_Prompt_
Can you rewrite the listing lines between the line holding "- rain-bar: [690, 906, 698, 908]" and the line holding "- wind-arrow-head: [852, 344, 859, 351]", inclusive, as a Markdown table with the columns Row and Line, leaving out blank lines?
-- start of Data supplied --
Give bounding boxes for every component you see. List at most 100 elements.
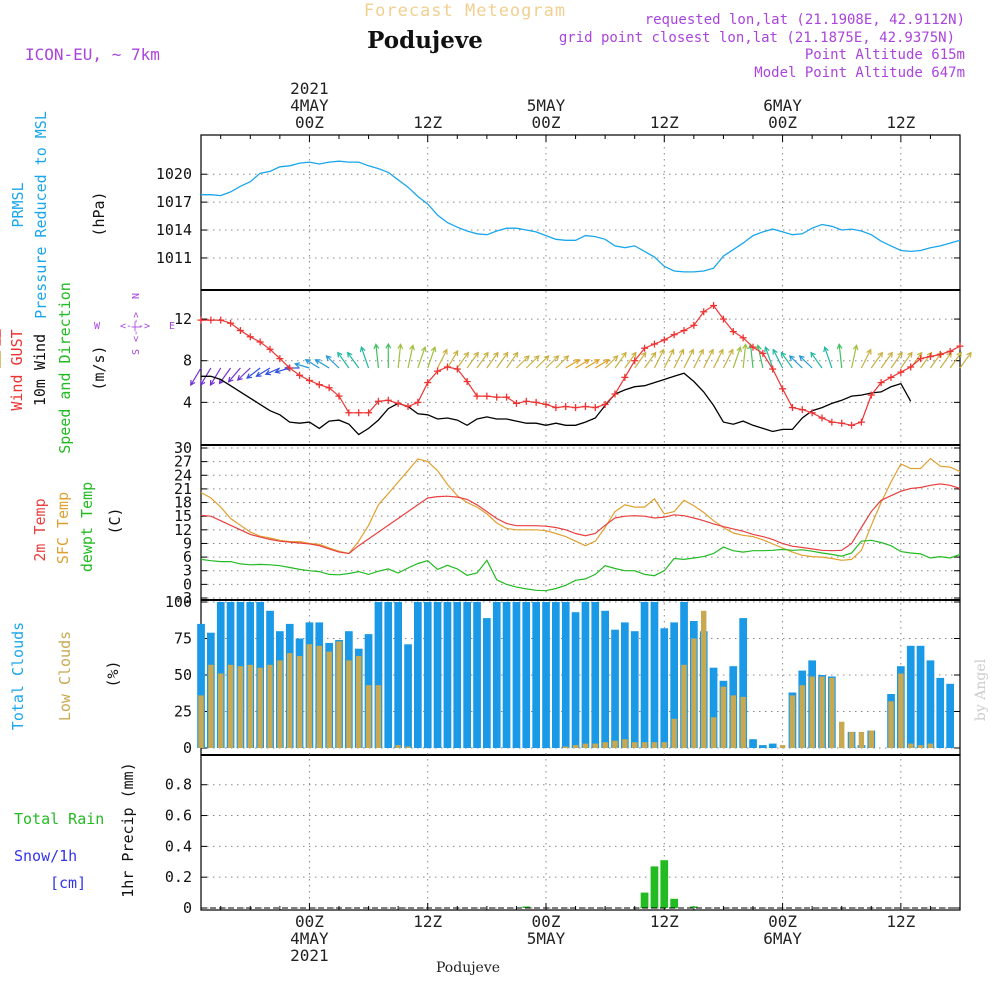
- rain-bar: [690, 906, 698, 908]
- total-cloud-bar: [384, 602, 393, 748]
- wind-arrow-shaft: [900, 352, 913, 369]
- gust-marker: [867, 391, 875, 399]
- total-cloud-bar: [759, 745, 767, 748]
- gust-marker: [424, 379, 432, 387]
- wind-direction-arrow: [346, 351, 360, 369]
- total-clouds-label: Total Clouds: [9, 622, 27, 730]
- wind-arrow-head: [852, 344, 859, 351]
- low-cloud-bar: [632, 742, 638, 748]
- y-tick-label: 0.6: [165, 807, 192, 825]
- wind-arrow-head: [385, 342, 392, 349]
- wind-direction-arrow: [525, 355, 540, 369]
- wind-arrow-head: [603, 359, 610, 365]
- wind-arrow-head: [593, 359, 601, 365]
- total-cloud-bar: [552, 602, 560, 748]
- y-tick-label: 27: [174, 453, 192, 471]
- wind-arrow-shaft: [604, 355, 619, 369]
- wind-direction-arrow: [780, 351, 793, 369]
- y-tick-label: 100: [165, 593, 192, 611]
- wind-arrow-head: [274, 368, 281, 374]
- wind-arrow-head: [264, 369, 271, 376]
- gust-marker: [384, 396, 392, 404]
- y-tick-label: 75: [174, 630, 192, 648]
- wind-arrow-shaft: [397, 344, 402, 369]
- low-cloud-bar: [287, 653, 293, 748]
- gust-marker: [512, 399, 520, 407]
- wind-arrow-head: [631, 351, 637, 358]
- wind-direction-arrow: [397, 343, 404, 369]
- top-time-label: 00Z: [295, 113, 324, 132]
- wind-direction-arrow: [663, 348, 675, 369]
- wind-direction-arrow: [545, 355, 560, 369]
- wind-arrow-head: [810, 351, 816, 358]
- wind-arrow-shaft: [810, 352, 823, 369]
- gust-marker: [877, 379, 885, 387]
- wind-arrow-shaft: [265, 367, 281, 375]
- wind-arrow-shaft: [295, 363, 310, 369]
- total-cloud-bar: [512, 602, 521, 748]
- gust-marker: [601, 400, 609, 408]
- wind-arrow-shaft: [772, 349, 784, 369]
- gust-marker: [936, 350, 944, 358]
- pressure-panel: 1011 1014 1017 1020: [156, 160, 961, 273]
- wind-arrow-shaft: [237, 367, 251, 381]
- wind-direction-arrow: [614, 351, 627, 369]
- gust-marker: [453, 365, 461, 373]
- y-tick-label: 8: [183, 352, 192, 370]
- wind-arrow-shaft: [375, 344, 380, 369]
- pressure-line: [201, 160, 961, 273]
- wind-dir-label: Speed and Direction: [56, 282, 74, 454]
- wind-direction-arrow: [959, 351, 972, 369]
- total-cloud-bar: [394, 602, 402, 748]
- wind-arrow-shaft: [722, 349, 734, 369]
- wind-arrow-head: [897, 351, 903, 358]
- low-cloud-bar: [641, 742, 648, 748]
- low-cloud-bar: [375, 685, 382, 748]
- wind-arrow-shaft: [683, 349, 694, 369]
- low-cloud-bar: [779, 745, 786, 748]
- wind-direction-arrow: [304, 359, 320, 369]
- compass-e: E: [169, 321, 175, 332]
- low-cloud-bar: [572, 745, 579, 748]
- wind-arrow-head: [698, 348, 704, 355]
- gust-marker: [710, 302, 718, 310]
- gust-marker: [325, 384, 333, 392]
- wind-direction-arrow: [486, 351, 499, 369]
- wind-arrow-head: [621, 351, 627, 358]
- gust-marker: [404, 403, 412, 411]
- panel-grids: [220, 135, 961, 910]
- compass-s: S: [131, 349, 142, 355]
- low-cloud-bar: [720, 686, 727, 748]
- low-clouds-label: Low Clouds: [56, 631, 74, 721]
- gust-marker: [660, 336, 668, 344]
- top-time-label: 2021: [290, 79, 329, 98]
- wind-arrow-head: [493, 351, 499, 358]
- bottom-time-label: 2021: [290, 946, 329, 965]
- gust-marker: [631, 357, 639, 365]
- gust-marker: [788, 404, 796, 412]
- wind-direction-arrow: [693, 348, 704, 369]
- total-cloud-bar: [542, 602, 550, 748]
- low-cloud-bar: [198, 695, 204, 748]
- y-tick-label: 6: [183, 548, 192, 566]
- wind-arrow-head: [798, 355, 805, 361]
- gust-marker: [256, 338, 264, 346]
- grid-point-coords: grid point closest lon,lat (21.1875E, 42…: [559, 30, 955, 46]
- low-cloud-bar: [208, 664, 214, 748]
- low-cloud-bar: [365, 685, 372, 748]
- total-cloud-bar: [561, 602, 570, 748]
- wind-direction-arrow: [742, 343, 749, 369]
- wind-arrow-head: [483, 351, 489, 358]
- total-cloud-bar: [749, 739, 757, 748]
- wind-arrow-shaft: [456, 352, 469, 369]
- gust-marker: [838, 419, 846, 427]
- wind-direction-arrow: [870, 351, 884, 369]
- wind-direction-arrow: [772, 348, 784, 369]
- y-tick-label: 12: [174, 521, 192, 539]
- wind-arrow-shaft: [890, 352, 903, 369]
- wind-direction-arrow: [755, 344, 764, 369]
- wind-arrow-shaft: [757, 345, 764, 369]
- wind-arrow-head: [337, 351, 343, 358]
- y-tick-label: 0: [183, 575, 192, 593]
-- end of Data supplied --
_Written solution_
| Row | Line |
|---|---|
| 1 | - rain-bar: [690, 906, 698, 908] |
| 2 | - total-cloud-bar: [384, 602, 393, 748] |
| 3 | - wind-arrow-shaft: [900, 352, 913, 369] |
| 4 | - gust-marker: [867, 391, 875, 399] |
| 5 | - total-cloud-bar: [759, 745, 767, 748] |
| 6 | - gust-marker: [424, 379, 432, 387] |
| 7 | - wind-direction-arrow: [346, 351, 360, 369] |
| 8 | - total-clouds-label: Total Clouds: [9, 622, 27, 730] |
| 9 | - wind-arrow-head: [852, 344, 859, 351] |